*** PROVIDED INFORMATION
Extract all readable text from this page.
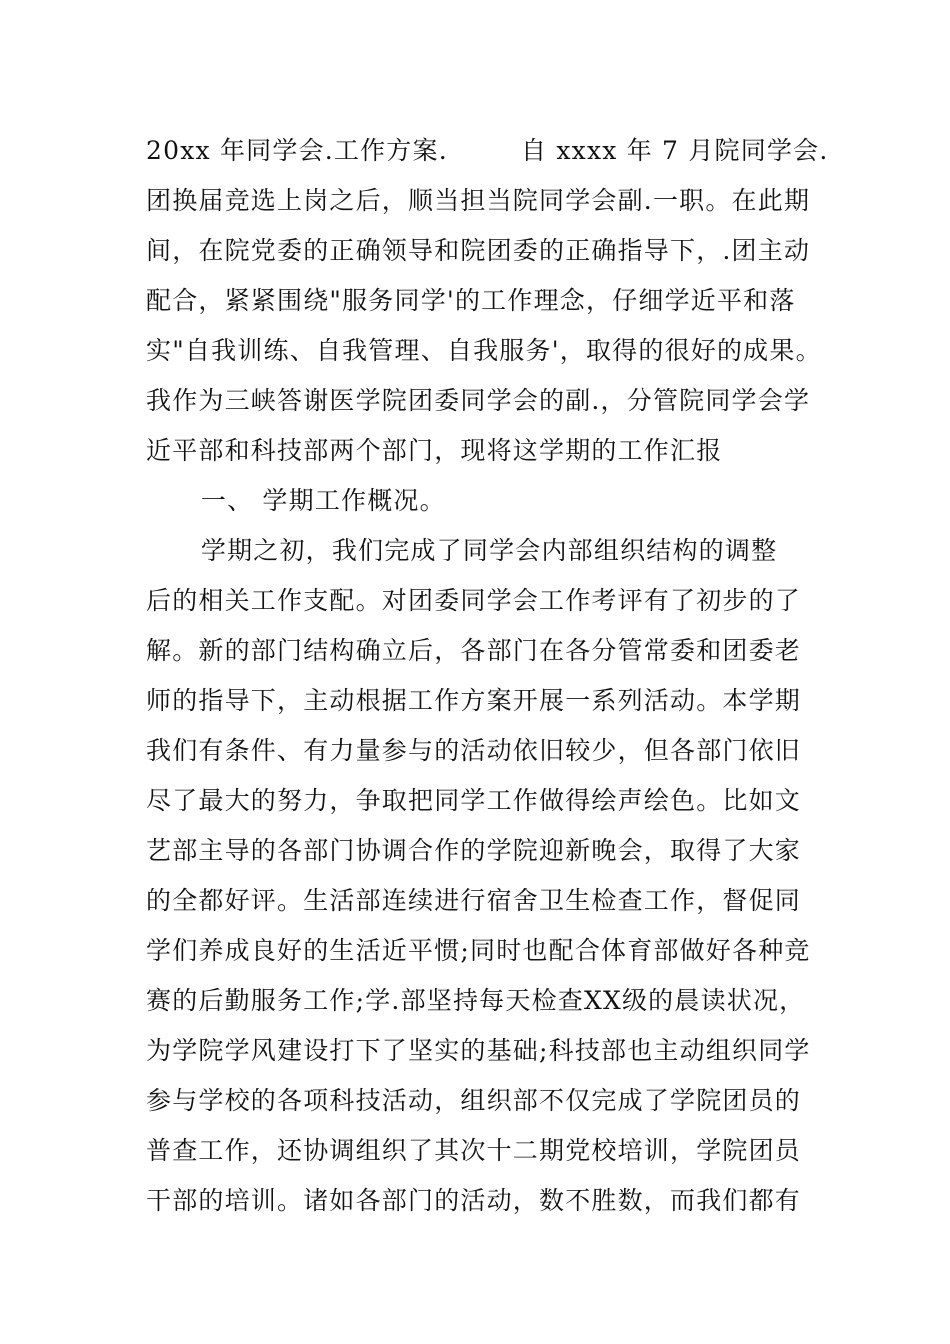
20xx 年同学会.工作方案.        自 xxxx 年 7 月院同学会.
团换届竞选上岗之后，顺当担当院同学会副.一职。在此期
间，在院党委的正确领导和院团委的正确指导下，.团主动
配合，紧紧围绕"服务同学'的工作理念，仔细学近平和落
实"自我训练、自我管理、自我服务'，取得的很好的成果。
我作为三峡答谢医学院团委同学会的副.，分管院同学会学
近平部和科技部两个部门，现将这学期的工作汇报
一、 学期工作概况。
学期之初，我们完成了同学会内部组织结构的调整
后的相关工作支配。对团委同学会工作考评有了初步的了
解。新的部门结构确立后，各部门在各分管常委和团委老
师的指导下，主动根据工作方案开展一系列活动。本学期
我们有条件、有力量参与的活动依旧较少，但各部门依旧
尽了最大的努力，争取把同学工作做得绘声绘色。比如文
艺部主导的各部门协调合作的学院迎新晚会，取得了大家
的全都好评。生活部连续进行宿舍卫生检查工作，督促同
学们养成良好的生活近平惯;同时也配合体育部做好各种竞
赛的后勤服务工作;学.部坚持每天检查XX级的晨读状况，
为学院学风建设打下了坚实的基础;科技部也主动组织同学
参与学校的各项科技活动，组织部不仅完成了学院团员的
普查工作，还协调组织了其次十二期党校培训，学院团员
干部的培训。诸如各部门的活动，数不胜数，而我们都有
******
• _WORK TO COMPLETE_: Using the material above, retype each entry exactly and omit the pictures.

• _SOLVED EXERCISE_:
Extract all readable text from this page.
20xx 年同学会.工作方案.        自 xxxx 年 7 月院同学会.
团换届竞选上岗之后，顺当担当院同学会副.一职。在此期
间，在院党委的正确领导和院团委的正确指导下，.团主动
配合，紧紧围绕"服务同学'的工作理念，仔细学近平和落
实"自我训练、自我管理、自我服务'，取得的很好的成果。
我作为三峡答谢医学院团委同学会的副.，分管院同学会学
近平部和科技部两个部门，现将这学期的工作汇报
一、 学期工作概况。
学期之初，我们完成了同学会内部组织结构的调整
后的相关工作支配。对团委同学会工作考评有了初步的了
解。新的部门结构确立后，各部门在各分管常委和团委老
师的指导下，主动根据工作方案开展一系列活动。本学期
我们有条件、有力量参与的活动依旧较少，但各部门依旧
尽了最大的努力，争取把同学工作做得绘声绘色。比如文
艺部主导的各部门协调合作的学院迎新晚会，取得了大家
的全都好评。生活部连续进行宿舍卫生检查工作，督促同
学们养成良好的生活近平惯;同时也配合体育部做好各种竞
赛的后勤服务工作;学.部坚持每天检查XX级的晨读状况，
为学院学风建设打下了坚实的基础;科技部也主动组织同学
参与学校的各项科技活动，组织部不仅完成了学院团员的
普查工作，还协调组织了其次十二期党校培训，学院团员
干部的培训。诸如各部门的活动，数不胜数，而我们都有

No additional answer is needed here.